WRITTEN INSTRUCTION
Quote word for word the lines starting at the line with "Output a JSON" and ending at the final line of the entries. Leave out any pictures.

INFORMATION SHOWN
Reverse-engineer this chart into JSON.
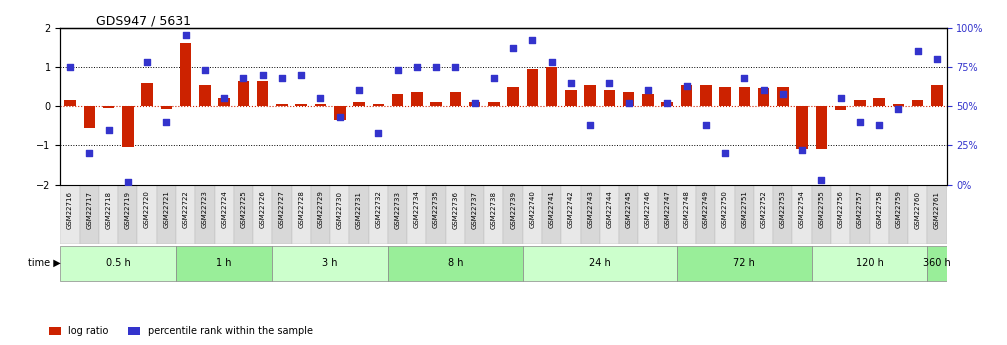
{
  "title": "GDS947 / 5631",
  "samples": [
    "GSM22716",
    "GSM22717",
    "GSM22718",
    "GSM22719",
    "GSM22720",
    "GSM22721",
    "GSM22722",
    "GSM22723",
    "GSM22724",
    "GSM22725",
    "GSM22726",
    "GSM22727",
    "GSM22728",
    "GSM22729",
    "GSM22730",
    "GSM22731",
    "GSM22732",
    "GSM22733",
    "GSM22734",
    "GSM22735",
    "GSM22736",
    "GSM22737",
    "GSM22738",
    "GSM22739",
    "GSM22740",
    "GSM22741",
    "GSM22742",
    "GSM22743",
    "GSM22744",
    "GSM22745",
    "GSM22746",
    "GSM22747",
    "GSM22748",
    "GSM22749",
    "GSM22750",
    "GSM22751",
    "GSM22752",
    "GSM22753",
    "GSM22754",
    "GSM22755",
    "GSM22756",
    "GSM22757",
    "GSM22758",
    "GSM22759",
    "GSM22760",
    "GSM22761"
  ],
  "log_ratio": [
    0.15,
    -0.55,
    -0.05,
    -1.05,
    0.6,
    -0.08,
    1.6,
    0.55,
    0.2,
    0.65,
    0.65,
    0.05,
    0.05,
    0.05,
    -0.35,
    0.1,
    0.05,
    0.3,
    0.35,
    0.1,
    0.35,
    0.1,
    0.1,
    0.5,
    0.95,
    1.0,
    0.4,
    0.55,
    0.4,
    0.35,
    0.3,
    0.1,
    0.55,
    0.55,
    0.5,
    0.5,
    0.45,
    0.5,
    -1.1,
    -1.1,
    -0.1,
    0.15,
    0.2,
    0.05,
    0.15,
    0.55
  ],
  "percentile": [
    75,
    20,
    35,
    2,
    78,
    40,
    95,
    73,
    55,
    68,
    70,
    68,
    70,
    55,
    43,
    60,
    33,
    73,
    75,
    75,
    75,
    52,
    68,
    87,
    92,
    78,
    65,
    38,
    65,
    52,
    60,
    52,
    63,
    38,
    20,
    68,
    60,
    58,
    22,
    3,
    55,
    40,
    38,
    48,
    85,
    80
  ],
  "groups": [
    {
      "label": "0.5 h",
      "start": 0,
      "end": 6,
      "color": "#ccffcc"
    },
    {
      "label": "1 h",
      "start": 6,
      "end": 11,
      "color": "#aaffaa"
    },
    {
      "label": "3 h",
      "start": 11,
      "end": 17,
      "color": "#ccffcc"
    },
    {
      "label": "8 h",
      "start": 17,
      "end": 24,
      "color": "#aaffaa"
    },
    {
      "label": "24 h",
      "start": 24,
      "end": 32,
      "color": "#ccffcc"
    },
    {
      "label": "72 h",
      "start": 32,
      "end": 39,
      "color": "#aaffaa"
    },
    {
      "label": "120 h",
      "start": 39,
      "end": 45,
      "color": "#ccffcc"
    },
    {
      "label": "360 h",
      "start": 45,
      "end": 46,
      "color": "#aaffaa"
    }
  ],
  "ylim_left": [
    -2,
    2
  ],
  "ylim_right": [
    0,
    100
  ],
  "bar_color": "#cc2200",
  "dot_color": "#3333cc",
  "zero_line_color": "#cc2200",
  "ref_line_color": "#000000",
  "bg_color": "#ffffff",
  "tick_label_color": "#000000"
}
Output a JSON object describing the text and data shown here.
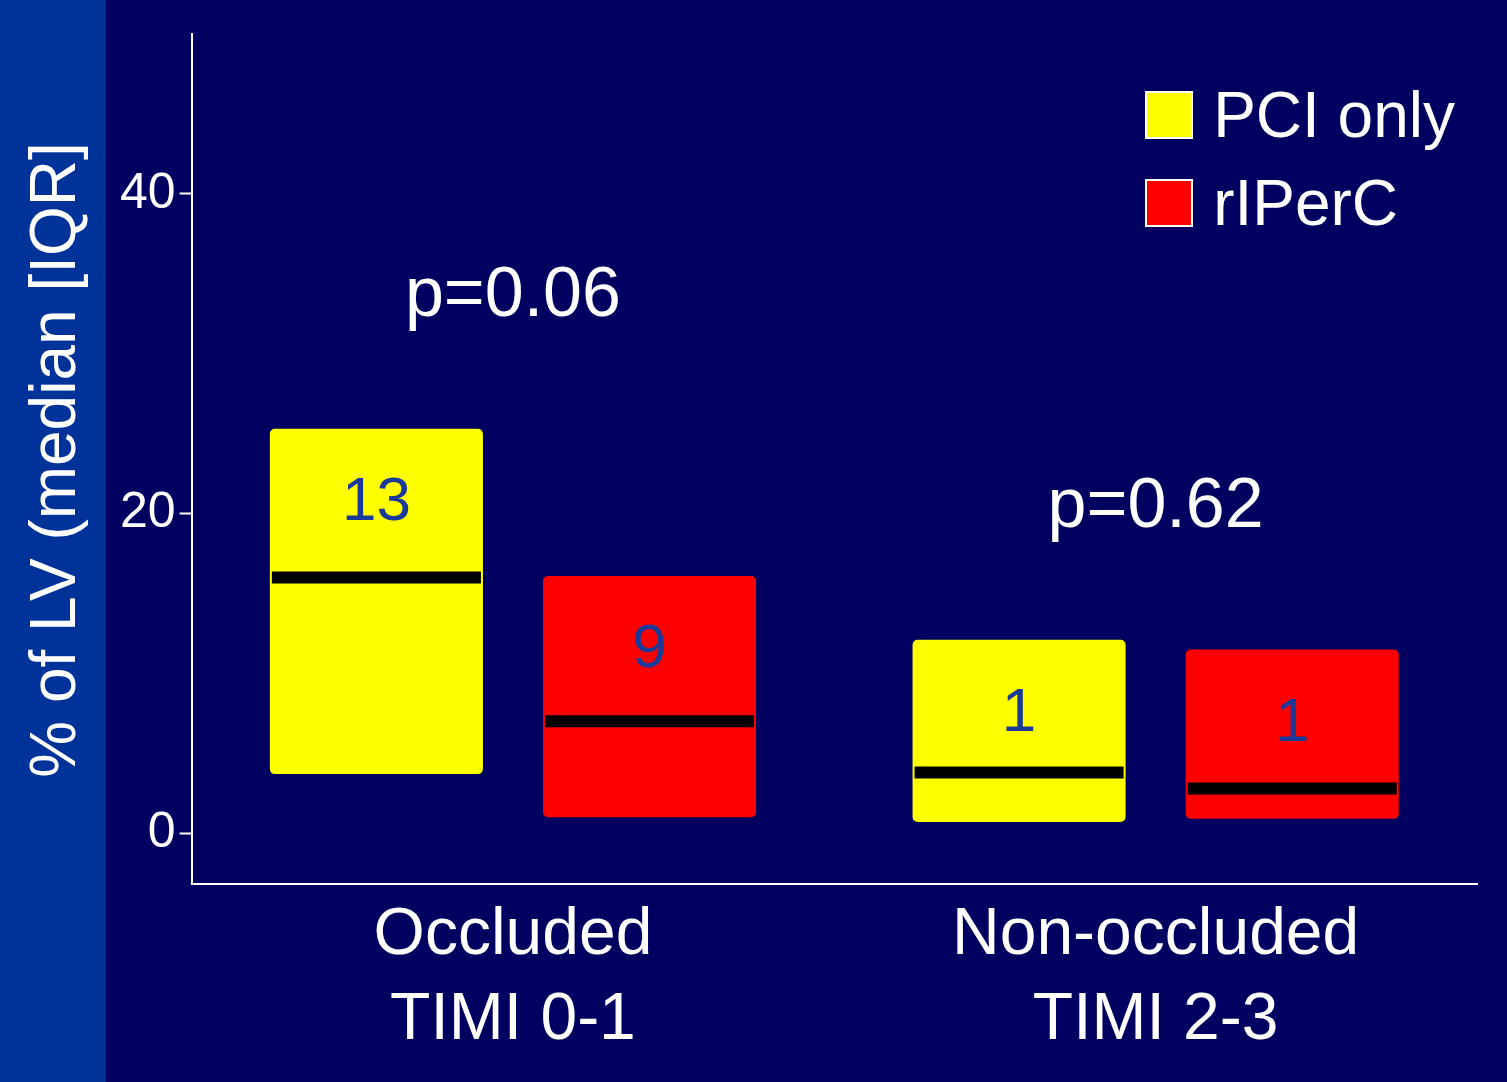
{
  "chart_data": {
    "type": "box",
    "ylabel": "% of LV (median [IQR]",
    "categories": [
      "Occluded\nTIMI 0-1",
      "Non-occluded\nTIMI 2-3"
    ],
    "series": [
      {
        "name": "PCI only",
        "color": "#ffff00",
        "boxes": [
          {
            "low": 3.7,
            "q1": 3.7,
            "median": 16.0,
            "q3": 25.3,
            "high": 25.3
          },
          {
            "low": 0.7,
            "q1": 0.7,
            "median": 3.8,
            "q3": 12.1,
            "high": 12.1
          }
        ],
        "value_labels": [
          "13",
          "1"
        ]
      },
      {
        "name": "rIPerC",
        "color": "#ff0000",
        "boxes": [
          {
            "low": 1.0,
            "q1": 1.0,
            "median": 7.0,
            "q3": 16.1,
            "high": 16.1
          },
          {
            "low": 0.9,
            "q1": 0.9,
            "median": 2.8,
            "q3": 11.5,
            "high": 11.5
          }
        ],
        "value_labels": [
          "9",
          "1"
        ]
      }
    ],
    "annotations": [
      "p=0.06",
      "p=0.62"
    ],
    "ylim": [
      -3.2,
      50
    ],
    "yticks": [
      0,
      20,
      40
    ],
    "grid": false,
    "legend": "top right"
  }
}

TASK SOLUTION
Output a JSON object describing the text and data shown here.
{
  "chart_data": {
    "type": "box",
    "ylabel": "% of LV (median [IQR]",
    "categories": [
      "Occluded\nTIMI 0-1",
      "Non-occluded\nTIMI 2-3"
    ],
    "series": [
      {
        "name": "PCI only",
        "color": "#ffff00",
        "boxes": [
          {
            "low": 3.7,
            "q1": 3.7,
            "median": 16.0,
            "q3": 25.3,
            "high": 25.3
          },
          {
            "low": 0.7,
            "q1": 0.7,
            "median": 3.8,
            "q3": 12.1,
            "high": 12.1
          }
        ],
        "value_labels": [
          "13",
          "1"
        ]
      },
      {
        "name": "rIPerC",
        "color": "#ff0000",
        "boxes": [
          {
            "low": 1.0,
            "q1": 1.0,
            "median": 7.0,
            "q3": 16.1,
            "high": 16.1
          },
          {
            "low": 0.9,
            "q1": 0.9,
            "median": 2.8,
            "q3": 11.5,
            "high": 11.5
          }
        ],
        "value_labels": [
          "9",
          "1"
        ]
      }
    ],
    "annotations": [
      "p=0.06",
      "p=0.62"
    ],
    "ylim": [
      -3.2,
      50
    ],
    "yticks": [
      0,
      20,
      40
    ],
    "grid": false,
    "legend": "top right"
  }
}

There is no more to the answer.